■ EXERCISE OBJECTIVE ■
Return the complete listing that follows, with each line reproduced exactly.

■ AVAILABLE DATA ■
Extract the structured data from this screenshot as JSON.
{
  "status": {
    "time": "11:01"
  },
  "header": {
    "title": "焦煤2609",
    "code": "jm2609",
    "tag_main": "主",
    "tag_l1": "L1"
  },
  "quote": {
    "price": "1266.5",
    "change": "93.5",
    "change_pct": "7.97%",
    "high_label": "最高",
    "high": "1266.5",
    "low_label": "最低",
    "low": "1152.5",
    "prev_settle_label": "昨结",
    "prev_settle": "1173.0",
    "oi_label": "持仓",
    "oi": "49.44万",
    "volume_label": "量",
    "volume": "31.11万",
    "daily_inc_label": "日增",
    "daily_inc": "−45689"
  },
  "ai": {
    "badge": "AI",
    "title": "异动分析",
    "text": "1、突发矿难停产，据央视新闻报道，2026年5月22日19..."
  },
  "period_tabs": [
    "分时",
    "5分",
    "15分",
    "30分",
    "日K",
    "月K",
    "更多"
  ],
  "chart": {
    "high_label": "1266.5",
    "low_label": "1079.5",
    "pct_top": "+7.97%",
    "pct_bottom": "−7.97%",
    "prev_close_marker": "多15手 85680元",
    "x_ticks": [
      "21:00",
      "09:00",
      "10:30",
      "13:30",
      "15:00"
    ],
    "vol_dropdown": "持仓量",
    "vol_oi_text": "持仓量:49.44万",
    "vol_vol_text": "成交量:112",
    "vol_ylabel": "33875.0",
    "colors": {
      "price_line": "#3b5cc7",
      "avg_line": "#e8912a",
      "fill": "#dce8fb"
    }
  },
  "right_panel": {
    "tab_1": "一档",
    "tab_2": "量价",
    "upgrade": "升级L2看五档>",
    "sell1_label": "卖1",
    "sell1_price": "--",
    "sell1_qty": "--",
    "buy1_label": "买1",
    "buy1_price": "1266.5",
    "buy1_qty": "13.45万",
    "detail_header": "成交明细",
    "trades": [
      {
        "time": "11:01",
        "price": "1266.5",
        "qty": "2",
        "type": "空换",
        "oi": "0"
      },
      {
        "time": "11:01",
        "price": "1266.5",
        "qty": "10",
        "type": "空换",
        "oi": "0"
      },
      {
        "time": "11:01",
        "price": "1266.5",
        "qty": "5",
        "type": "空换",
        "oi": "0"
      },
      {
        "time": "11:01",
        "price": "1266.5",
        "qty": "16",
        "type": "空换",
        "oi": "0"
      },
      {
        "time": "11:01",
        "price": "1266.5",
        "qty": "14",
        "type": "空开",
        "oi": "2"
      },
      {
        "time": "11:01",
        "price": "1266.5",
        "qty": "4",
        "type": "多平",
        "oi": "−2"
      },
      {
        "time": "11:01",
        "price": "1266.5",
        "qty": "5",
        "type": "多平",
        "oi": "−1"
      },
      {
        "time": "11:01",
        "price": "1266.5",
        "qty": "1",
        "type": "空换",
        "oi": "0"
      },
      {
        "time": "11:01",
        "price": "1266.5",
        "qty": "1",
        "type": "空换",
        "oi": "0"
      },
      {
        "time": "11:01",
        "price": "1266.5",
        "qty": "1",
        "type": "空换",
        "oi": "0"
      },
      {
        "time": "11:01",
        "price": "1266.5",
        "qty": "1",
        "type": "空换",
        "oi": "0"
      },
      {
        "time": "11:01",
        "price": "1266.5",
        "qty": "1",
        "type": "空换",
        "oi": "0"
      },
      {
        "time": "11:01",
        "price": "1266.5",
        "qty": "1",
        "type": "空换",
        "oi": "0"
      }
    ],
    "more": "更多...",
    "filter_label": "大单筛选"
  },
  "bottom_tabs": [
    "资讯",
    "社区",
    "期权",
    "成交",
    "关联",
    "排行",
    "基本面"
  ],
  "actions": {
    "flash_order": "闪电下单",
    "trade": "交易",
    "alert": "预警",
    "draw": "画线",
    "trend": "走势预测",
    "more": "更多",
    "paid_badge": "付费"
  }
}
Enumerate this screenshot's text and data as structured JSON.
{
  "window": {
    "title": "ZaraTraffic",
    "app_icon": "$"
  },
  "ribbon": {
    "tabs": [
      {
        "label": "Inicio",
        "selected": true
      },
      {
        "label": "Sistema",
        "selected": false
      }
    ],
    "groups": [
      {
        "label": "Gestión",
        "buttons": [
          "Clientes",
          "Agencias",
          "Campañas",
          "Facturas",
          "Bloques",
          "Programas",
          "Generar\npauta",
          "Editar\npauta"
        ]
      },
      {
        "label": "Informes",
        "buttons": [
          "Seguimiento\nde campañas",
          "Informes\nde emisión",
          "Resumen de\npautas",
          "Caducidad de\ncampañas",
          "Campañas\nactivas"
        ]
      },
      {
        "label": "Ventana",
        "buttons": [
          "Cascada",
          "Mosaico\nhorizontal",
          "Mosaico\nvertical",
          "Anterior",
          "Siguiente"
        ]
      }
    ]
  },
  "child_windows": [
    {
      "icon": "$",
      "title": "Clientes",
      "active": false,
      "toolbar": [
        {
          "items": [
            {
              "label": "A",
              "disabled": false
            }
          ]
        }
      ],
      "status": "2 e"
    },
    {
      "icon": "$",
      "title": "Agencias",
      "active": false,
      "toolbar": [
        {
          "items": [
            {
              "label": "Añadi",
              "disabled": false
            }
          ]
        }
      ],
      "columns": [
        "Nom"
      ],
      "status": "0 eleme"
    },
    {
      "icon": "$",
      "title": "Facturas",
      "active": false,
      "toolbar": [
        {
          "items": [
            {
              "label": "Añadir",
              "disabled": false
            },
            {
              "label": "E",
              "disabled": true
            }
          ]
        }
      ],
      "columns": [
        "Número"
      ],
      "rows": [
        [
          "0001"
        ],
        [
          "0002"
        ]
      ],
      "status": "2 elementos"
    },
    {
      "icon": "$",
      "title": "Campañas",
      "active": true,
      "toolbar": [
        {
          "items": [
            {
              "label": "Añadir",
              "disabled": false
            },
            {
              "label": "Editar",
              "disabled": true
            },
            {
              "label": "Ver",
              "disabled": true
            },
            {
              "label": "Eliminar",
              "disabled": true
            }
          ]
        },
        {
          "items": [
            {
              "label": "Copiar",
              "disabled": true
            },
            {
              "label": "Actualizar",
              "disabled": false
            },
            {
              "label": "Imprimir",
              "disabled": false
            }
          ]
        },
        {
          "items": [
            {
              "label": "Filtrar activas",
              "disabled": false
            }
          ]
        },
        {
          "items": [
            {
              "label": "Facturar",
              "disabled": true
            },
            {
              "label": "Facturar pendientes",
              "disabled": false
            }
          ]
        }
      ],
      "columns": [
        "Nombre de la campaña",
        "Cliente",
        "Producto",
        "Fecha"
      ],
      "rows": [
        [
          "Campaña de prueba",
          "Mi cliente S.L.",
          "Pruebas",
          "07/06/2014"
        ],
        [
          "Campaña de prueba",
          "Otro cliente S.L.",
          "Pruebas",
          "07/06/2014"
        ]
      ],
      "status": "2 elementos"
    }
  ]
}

■ ANSWER TO THE EXERCISE ■
Extract the structured data from this screenshot as JSON.
{
  "status": {
    "time": "11:01"
  },
  "header": {
    "title": "焦煤2609",
    "code": "jm2609",
    "tag_main": "主",
    "tag_l1": "L1"
  },
  "quote": {
    "price": "1266.5",
    "change": "93.5",
    "change_pct": "7.97%",
    "high_label": "最高",
    "high": "1266.5",
    "low_label": "最低",
    "low": "1152.5",
    "prev_settle_label": "昨结",
    "prev_settle": "1173.0",
    "oi_label": "持仓",
    "oi": "49.44万",
    "volume_label": "量",
    "volume": "31.11万",
    "daily_inc_label": "日增",
    "daily_inc": "−45689"
  },
  "ai": {
    "badge": "AI",
    "title": "异动分析",
    "text": "1、突发矿难停产，据央视新闻报道，2026年5月22日19..."
  },
  "period_tabs": [
    "分时",
    "5分",
    "15分",
    "30分",
    "日K",
    "月K",
    "更多"
  ],
  "chart": {
    "high_label": "1266.5",
    "low_label": "1079.5",
    "pct_top": "+7.97%",
    "pct_bottom": "−7.97%",
    "prev_close_marker": "多15手 85680元",
    "x_ticks": [
      "21:00",
      "09:00",
      "10:30",
      "13:30",
      "15:00"
    ],
    "vol_dropdown": "持仓量",
    "vol_oi_text": "持仓量:49.44万",
    "vol_vol_text": "成交量:112",
    "vol_ylabel": "33875.0",
    "colors": {
      "price_line": "#3b5cc7",
      "avg_line": "#e8912a",
      "fill": "#dce8fb"
    }
  },
  "right_panel": {
    "tab_1": "一档",
    "tab_2": "量价",
    "upgrade": "升级L2看五档>",
    "sell1_label": "卖1",
    "sell1_price": "--",
    "sell1_qty": "--",
    "buy1_label": "买1",
    "buy1_price": "1266.5",
    "buy1_qty": "13.45万",
    "detail_header": "成交明细",
    "trades": [
      {
        "time": "11:01",
        "price": "1266.5",
        "qty": "2",
        "type": "空换",
        "oi": "0"
      },
      {
        "time": "11:01",
        "price": "1266.5",
        "qty": "10",
        "type": "空换",
        "oi": "0"
      },
      {
        "time": "11:01",
        "price": "1266.5",
        "qty": "5",
        "type": "空换",
        "oi": "0"
      },
      {
        "time": "11:01",
        "price": "1266.5",
        "qty": "16",
        "type": "空换",
        "oi": "0"
      },
      {
        "time": "11:01",
        "price": "1266.5",
        "qty": "14",
        "type": "空开",
        "oi": "2"
      },
      {
        "time": "11:01",
        "price": "1266.5",
        "qty": "4",
        "type": "多平",
        "oi": "−2"
      },
      {
        "time": "11:01",
        "price": "1266.5",
        "qty": "5",
        "type": "多平",
        "oi": "−1"
      },
      {
        "time": "11:01",
        "price": "1266.5",
        "qty": "1",
        "type": "空换",
        "oi": "0"
      },
      {
        "time": "11:01",
        "price": "1266.5",
        "qty": "1",
        "type": "空换",
        "oi": "0"
      },
      {
        "time": "11:01",
        "price": "1266.5",
        "qty": "1",
        "type": "空换",
        "oi": "0"
      },
      {
        "time": "11:01",
        "price": "1266.5",
        "qty": "1",
        "type": "空换",
        "oi": "0"
      },
      {
        "time": "11:01",
        "price": "1266.5",
        "qty": "1",
        "type": "空换",
        "oi": "0"
      },
      {
        "time": "11:01",
        "price": "1266.5",
        "qty": "1",
        "type": "空换",
        "oi": "0"
      }
    ],
    "more": "更多...",
    "filter_label": "大单筛选"
  },
  "bottom_tabs": [
    "资讯",
    "社区",
    "期权",
    "成交",
    "关联",
    "排行",
    "基本面"
  ],
  "actions": {
    "flash_order": "闪电下单",
    "trade": "交易",
    "alert": "预警",
    "draw": "画线",
    "trend": "走势预测",
    "more": "更多",
    "paid_badge": "付费"
  }
}
Enumerate this screenshot's text and data as structured JSON.
{
  "window": {
    "title": "ZaraTraffic",
    "app_icon": "$"
  },
  "ribbon": {
    "tabs": [
      {
        "label": "Inicio",
        "selected": true
      },
      {
        "label": "Sistema",
        "selected": false
      }
    ],
    "groups": [
      {
        "label": "Gestión",
        "buttons": [
          "Clientes",
          "Agencias",
          "Campañas",
          "Facturas",
          "Bloques",
          "Programas",
          "Generar\npauta",
          "Editar\npauta"
        ]
      },
      {
        "label": "Informes",
        "buttons": [
          "Seguimiento\nde campañas",
          "Informes\nde emisión",
          "Resumen de\npautas",
          "Caducidad de\ncampañas",
          "Campañas\nactivas"
        ]
      },
      {
        "label": "Ventana",
        "buttons": [
          "Cascada",
          "Mosaico\nhorizontal",
          "Mosaico\nvertical",
          "Anterior",
          "Siguiente"
        ]
      }
    ]
  },
  "child_windows": [
    {
      "icon": "$",
      "title": "Clientes",
      "active": false,
      "toolbar": [
        {
          "items": [
            {
              "label": "A",
              "disabled": false
            }
          ]
        }
      ],
      "status": "2 e"
    },
    {
      "icon": "$",
      "title": "Agencias",
      "active": false,
      "toolbar": [
        {
          "items": [
            {
              "label": "Añadi",
              "disabled": false
            }
          ]
        }
      ],
      "columns": [
        "Nom"
      ],
      "status": "0 eleme"
    },
    {
      "icon": "$",
      "title": "Facturas",
      "active": false,
      "toolbar": [
        {
          "items": [
            {
              "label": "Añadir",
              "disabled": false
            },
            {
              "label": "E",
              "disabled": true
            }
          ]
        }
      ],
      "columns": [
        "Número"
      ],
      "rows": [
        [
          "0001"
        ],
        [
          "0002"
        ]
      ],
      "status": "2 elementos"
    },
    {
      "icon": "$",
      "title": "Campañas",
      "active": true,
      "toolbar": [
        {
          "items": [
            {
              "label": "Añadir",
              "disabled": false
            },
            {
              "label": "Editar",
              "disabled": true
            },
            {
              "label": "Ver",
              "disabled": true
            },
            {
              "label": "Eliminar",
              "disabled": true
            }
          ]
        },
        {
          "items": [
            {
              "label": "Copiar",
              "disabled": true
            },
            {
              "label": "Actualizar",
              "disabled": false
            },
            {
              "label": "Imprimir",
              "disabled": false
            }
          ]
        },
        {
          "items": [
            {
              "label": "Filtrar activas",
              "disabled": false
            }
          ]
        },
        {
          "items": [
            {
              "label": "Facturar",
              "disabled": true
            },
            {
              "label": "Facturar pendientes",
              "disabled": false
            }
          ]
        }
      ],
      "columns": [
        "Nombre de la campaña",
        "Cliente",
        "Producto",
        "Fecha"
      ],
      "rows": [
        [
          "Campaña de prueba",
          "Mi cliente S.L.",
          "Pruebas",
          "07/06/2014"
        ],
        [
          "Campaña de prueba",
          "Otro cliente S.L.",
          "Pruebas",
          "07/06/2014"
        ]
      ],
      "status": "2 elementos"
    }
  ]
}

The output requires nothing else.